[Records about charts and figures]
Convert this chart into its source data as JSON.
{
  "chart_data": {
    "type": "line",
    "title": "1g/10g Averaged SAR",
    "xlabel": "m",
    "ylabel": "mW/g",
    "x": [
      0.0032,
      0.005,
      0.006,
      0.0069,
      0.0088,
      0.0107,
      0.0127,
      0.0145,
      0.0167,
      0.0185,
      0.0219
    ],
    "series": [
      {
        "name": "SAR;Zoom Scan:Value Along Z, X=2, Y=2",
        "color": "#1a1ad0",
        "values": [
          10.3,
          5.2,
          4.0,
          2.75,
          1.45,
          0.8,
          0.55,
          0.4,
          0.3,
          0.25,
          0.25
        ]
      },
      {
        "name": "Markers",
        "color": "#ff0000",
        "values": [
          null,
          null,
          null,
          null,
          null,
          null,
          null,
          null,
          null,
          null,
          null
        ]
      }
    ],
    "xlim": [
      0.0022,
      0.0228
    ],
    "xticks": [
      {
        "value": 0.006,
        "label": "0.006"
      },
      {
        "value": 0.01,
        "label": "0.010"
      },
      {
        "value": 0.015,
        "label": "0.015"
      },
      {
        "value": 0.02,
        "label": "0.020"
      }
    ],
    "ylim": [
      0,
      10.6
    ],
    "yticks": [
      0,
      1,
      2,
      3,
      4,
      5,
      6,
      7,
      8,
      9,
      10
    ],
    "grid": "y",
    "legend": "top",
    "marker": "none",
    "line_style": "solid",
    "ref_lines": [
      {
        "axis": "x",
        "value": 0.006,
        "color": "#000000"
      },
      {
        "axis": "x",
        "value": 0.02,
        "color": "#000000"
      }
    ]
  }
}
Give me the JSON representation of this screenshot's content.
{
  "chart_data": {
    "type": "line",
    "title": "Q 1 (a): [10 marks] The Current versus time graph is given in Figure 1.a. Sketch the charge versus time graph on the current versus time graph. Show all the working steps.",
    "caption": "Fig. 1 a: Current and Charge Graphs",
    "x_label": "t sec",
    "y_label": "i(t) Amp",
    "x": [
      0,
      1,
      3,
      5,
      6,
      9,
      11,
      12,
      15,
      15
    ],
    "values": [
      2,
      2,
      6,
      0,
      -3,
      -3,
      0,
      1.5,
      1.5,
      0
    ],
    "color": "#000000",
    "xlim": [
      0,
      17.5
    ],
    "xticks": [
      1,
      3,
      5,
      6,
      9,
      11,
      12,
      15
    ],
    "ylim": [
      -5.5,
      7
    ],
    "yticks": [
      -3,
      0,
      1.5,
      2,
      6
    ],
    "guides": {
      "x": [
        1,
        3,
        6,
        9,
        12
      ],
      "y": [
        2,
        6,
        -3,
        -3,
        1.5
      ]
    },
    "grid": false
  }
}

• [STATED GOAL] Nothing should be left out: return all of the records exactly.

• [FINISHED ANSWER]
Convert this chart into its source data as JSON.
{
  "chart_data": {
    "type": "line",
    "title": "1g/10g Averaged SAR",
    "xlabel": "m",
    "ylabel": "mW/g",
    "x": [
      0.0032,
      0.005,
      0.006,
      0.0069,
      0.0088,
      0.0107,
      0.0127,
      0.0145,
      0.0167,
      0.0185,
      0.0219
    ],
    "series": [
      {
        "name": "SAR;Zoom Scan:Value Along Z, X=2, Y=2",
        "color": "#1a1ad0",
        "values": [
          10.3,
          5.2,
          4.0,
          2.75,
          1.45,
          0.8,
          0.55,
          0.4,
          0.3,
          0.25,
          0.25
        ]
      },
      {
        "name": "Markers",
        "color": "#ff0000",
        "values": [
          null,
          null,
          null,
          null,
          null,
          null,
          null,
          null,
          null,
          null,
          null
        ]
      }
    ],
    "xlim": [
      0.0022,
      0.0228
    ],
    "xticks": [
      {
        "value": 0.006,
        "label": "0.006"
      },
      {
        "value": 0.01,
        "label": "0.010"
      },
      {
        "value": 0.015,
        "label": "0.015"
      },
      {
        "value": 0.02,
        "label": "0.020"
      }
    ],
    "ylim": [
      0,
      10.6
    ],
    "yticks": [
      0,
      1,
      2,
      3,
      4,
      5,
      6,
      7,
      8,
      9,
      10
    ],
    "grid": "y",
    "legend": "top",
    "marker": "none",
    "line_style": "solid",
    "ref_lines": [
      {
        "axis": "x",
        "value": 0.006,
        "color": "#000000"
      },
      {
        "axis": "x",
        "value": 0.02,
        "color": "#000000"
      }
    ]
  }
}
Give me the JSON representation of this screenshot's content.
{
  "chart_data": {
    "type": "line",
    "title": "Q 1 (a): [10 marks] The Current versus time graph is given in Figure 1.a. Sketch the charge versus time graph on the current versus time graph. Show all the working steps.",
    "caption": "Fig. 1 a: Current and Charge Graphs",
    "x_label": "t sec",
    "y_label": "i(t) Amp",
    "x": [
      0,
      1,
      3,
      5,
      6,
      9,
      11,
      12,
      15,
      15
    ],
    "values": [
      2,
      2,
      6,
      0,
      -3,
      -3,
      0,
      1.5,
      1.5,
      0
    ],
    "color": "#000000",
    "xlim": [
      0,
      17.5
    ],
    "xticks": [
      1,
      3,
      5,
      6,
      9,
      11,
      12,
      15
    ],
    "ylim": [
      -5.5,
      7
    ],
    "yticks": [
      -3,
      0,
      1.5,
      2,
      6
    ],
    "guides": {
      "x": [
        1,
        3,
        6,
        9,
        12
      ],
      "y": [
        2,
        6,
        -3,
        -3,
        1.5
      ]
    },
    "grid": false
  }
}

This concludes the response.